◆ **EXERCISE INSTRUCTIONS**:
Find the lines with the string "temperature" and return them.

◆ **Collected data entries**:
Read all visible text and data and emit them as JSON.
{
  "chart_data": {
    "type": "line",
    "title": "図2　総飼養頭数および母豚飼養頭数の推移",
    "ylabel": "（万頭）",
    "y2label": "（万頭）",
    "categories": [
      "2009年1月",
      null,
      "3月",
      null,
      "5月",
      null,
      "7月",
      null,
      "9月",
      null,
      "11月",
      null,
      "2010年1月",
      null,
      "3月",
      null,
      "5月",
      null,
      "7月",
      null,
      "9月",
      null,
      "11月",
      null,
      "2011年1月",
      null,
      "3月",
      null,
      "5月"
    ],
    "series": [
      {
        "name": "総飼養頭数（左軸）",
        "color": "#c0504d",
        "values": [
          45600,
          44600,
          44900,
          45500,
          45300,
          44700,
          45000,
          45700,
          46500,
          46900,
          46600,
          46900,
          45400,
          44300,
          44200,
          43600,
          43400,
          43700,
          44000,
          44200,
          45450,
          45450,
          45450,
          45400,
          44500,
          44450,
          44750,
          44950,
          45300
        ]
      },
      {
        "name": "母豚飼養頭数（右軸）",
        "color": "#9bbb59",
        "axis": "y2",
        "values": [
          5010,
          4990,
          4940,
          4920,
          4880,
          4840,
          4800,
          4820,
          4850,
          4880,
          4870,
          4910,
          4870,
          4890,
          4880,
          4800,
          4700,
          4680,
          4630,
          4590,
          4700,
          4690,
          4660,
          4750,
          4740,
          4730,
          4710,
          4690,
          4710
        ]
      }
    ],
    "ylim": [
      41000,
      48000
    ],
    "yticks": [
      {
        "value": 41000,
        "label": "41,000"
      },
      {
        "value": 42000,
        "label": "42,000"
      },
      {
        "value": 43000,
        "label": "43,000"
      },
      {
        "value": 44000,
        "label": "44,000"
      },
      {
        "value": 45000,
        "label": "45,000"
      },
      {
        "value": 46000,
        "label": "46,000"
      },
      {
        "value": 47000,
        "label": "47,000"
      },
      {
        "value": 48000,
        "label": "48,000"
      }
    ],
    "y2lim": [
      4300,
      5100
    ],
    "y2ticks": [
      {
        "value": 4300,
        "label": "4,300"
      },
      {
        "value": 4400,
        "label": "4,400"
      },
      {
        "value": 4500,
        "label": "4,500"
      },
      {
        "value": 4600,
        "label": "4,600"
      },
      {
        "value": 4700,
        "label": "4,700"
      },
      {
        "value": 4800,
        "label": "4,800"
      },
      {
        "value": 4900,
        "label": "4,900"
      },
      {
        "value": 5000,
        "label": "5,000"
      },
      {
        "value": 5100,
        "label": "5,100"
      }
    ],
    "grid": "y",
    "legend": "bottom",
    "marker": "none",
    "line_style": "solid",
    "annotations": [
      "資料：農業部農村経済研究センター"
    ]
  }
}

==

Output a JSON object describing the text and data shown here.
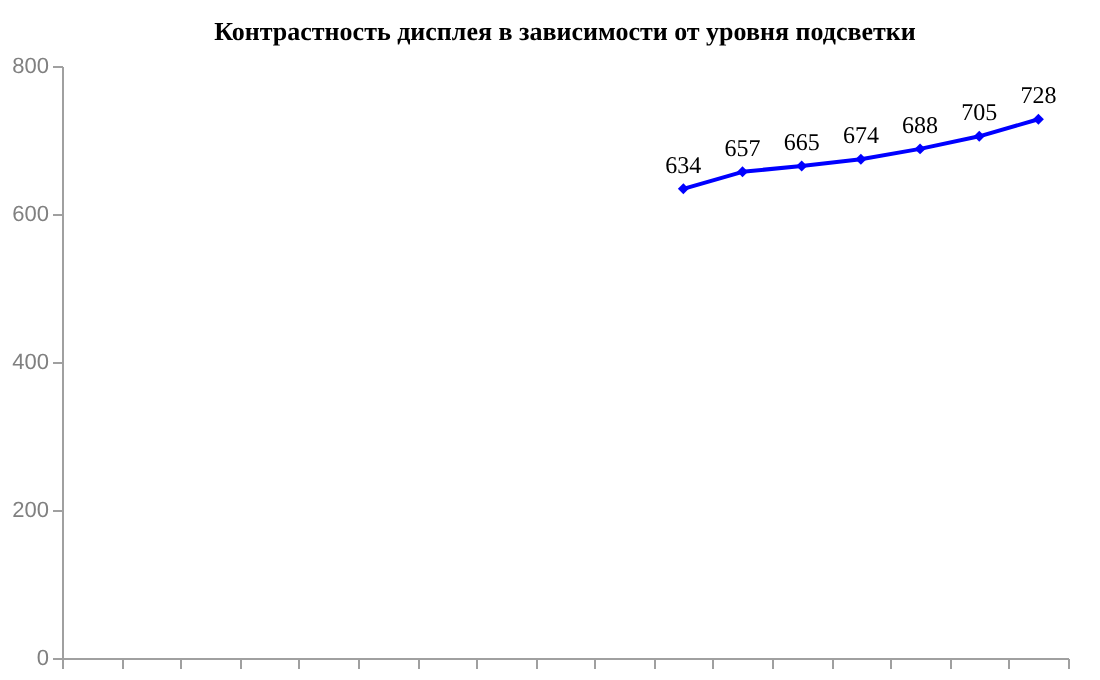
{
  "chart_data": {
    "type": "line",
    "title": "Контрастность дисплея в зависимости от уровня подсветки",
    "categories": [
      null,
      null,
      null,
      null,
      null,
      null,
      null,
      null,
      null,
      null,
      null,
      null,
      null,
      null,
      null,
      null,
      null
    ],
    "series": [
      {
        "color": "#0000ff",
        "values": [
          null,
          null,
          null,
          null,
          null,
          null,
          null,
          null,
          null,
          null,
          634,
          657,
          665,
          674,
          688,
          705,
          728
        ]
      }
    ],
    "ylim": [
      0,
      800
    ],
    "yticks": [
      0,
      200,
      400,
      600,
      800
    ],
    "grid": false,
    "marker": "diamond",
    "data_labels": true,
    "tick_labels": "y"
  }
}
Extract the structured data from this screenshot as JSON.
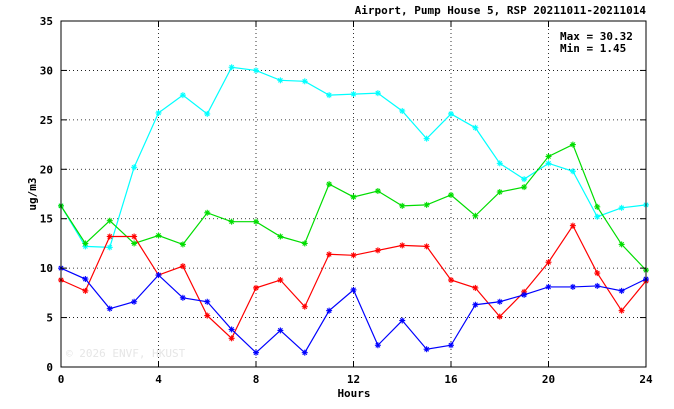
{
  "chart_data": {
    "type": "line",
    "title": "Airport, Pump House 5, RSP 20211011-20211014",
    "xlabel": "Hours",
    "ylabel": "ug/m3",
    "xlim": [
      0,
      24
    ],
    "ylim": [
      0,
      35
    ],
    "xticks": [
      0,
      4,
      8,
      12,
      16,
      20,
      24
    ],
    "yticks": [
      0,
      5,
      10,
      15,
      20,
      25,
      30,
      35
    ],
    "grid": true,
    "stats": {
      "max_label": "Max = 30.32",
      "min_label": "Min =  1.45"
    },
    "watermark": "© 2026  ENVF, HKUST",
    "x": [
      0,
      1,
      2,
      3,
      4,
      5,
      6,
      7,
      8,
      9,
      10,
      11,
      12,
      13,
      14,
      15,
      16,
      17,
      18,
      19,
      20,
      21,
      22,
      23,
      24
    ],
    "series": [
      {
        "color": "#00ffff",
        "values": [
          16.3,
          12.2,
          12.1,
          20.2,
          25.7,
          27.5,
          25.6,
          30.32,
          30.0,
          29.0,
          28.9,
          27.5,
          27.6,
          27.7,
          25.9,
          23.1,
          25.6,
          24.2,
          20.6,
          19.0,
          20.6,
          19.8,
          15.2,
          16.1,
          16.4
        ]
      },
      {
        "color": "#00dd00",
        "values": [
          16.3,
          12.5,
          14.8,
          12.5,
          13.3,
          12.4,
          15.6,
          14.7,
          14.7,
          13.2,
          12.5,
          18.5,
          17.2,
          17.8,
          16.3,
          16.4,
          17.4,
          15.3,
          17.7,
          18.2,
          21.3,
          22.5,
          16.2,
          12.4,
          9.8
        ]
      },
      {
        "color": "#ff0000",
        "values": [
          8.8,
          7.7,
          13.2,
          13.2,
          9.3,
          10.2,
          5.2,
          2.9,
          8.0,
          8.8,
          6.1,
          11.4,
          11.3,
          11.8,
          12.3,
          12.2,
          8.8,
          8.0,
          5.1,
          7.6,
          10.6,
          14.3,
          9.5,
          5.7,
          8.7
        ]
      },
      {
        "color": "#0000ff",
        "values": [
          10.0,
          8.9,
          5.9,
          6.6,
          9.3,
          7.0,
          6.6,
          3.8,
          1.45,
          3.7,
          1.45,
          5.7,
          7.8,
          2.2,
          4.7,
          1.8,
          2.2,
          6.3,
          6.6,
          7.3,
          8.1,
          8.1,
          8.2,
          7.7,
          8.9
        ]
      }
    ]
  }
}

* * *

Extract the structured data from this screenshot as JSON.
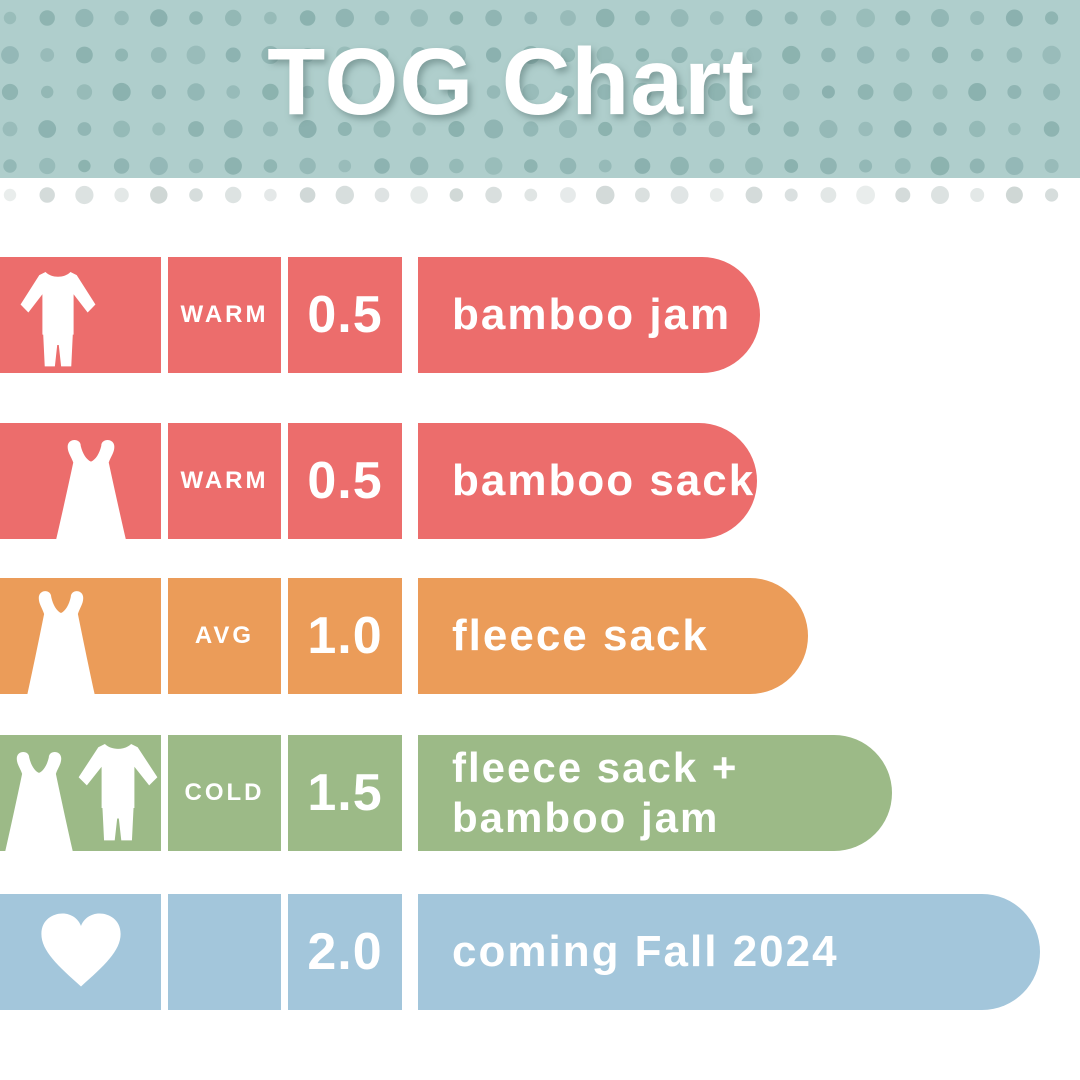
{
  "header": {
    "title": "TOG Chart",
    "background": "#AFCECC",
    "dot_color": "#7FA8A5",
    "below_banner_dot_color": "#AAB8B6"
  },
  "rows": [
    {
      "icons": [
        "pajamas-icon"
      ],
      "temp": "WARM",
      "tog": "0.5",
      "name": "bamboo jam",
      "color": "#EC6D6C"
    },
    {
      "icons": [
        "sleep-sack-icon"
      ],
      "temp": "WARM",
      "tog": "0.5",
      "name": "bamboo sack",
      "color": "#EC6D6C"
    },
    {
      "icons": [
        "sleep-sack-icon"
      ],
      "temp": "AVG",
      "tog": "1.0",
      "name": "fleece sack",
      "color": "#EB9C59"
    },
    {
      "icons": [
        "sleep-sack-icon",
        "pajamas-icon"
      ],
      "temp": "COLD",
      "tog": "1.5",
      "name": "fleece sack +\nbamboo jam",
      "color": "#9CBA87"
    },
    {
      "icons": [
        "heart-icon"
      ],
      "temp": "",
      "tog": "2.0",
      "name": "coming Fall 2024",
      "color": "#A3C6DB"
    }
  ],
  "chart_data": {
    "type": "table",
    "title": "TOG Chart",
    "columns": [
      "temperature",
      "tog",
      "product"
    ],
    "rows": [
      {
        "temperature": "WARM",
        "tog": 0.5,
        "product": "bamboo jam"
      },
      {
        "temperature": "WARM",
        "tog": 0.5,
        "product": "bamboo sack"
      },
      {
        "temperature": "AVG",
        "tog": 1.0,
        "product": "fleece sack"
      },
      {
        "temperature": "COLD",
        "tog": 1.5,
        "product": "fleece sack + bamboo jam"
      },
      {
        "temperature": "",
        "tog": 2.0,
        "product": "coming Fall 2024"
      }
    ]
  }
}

◆ **THE OUTPUT**:
      "temperature",
        "temperature": "WARM",
        "temperature": "WARM",
        "temperature": "AVG",
        "temperature": "COLD",
        "temperature": "",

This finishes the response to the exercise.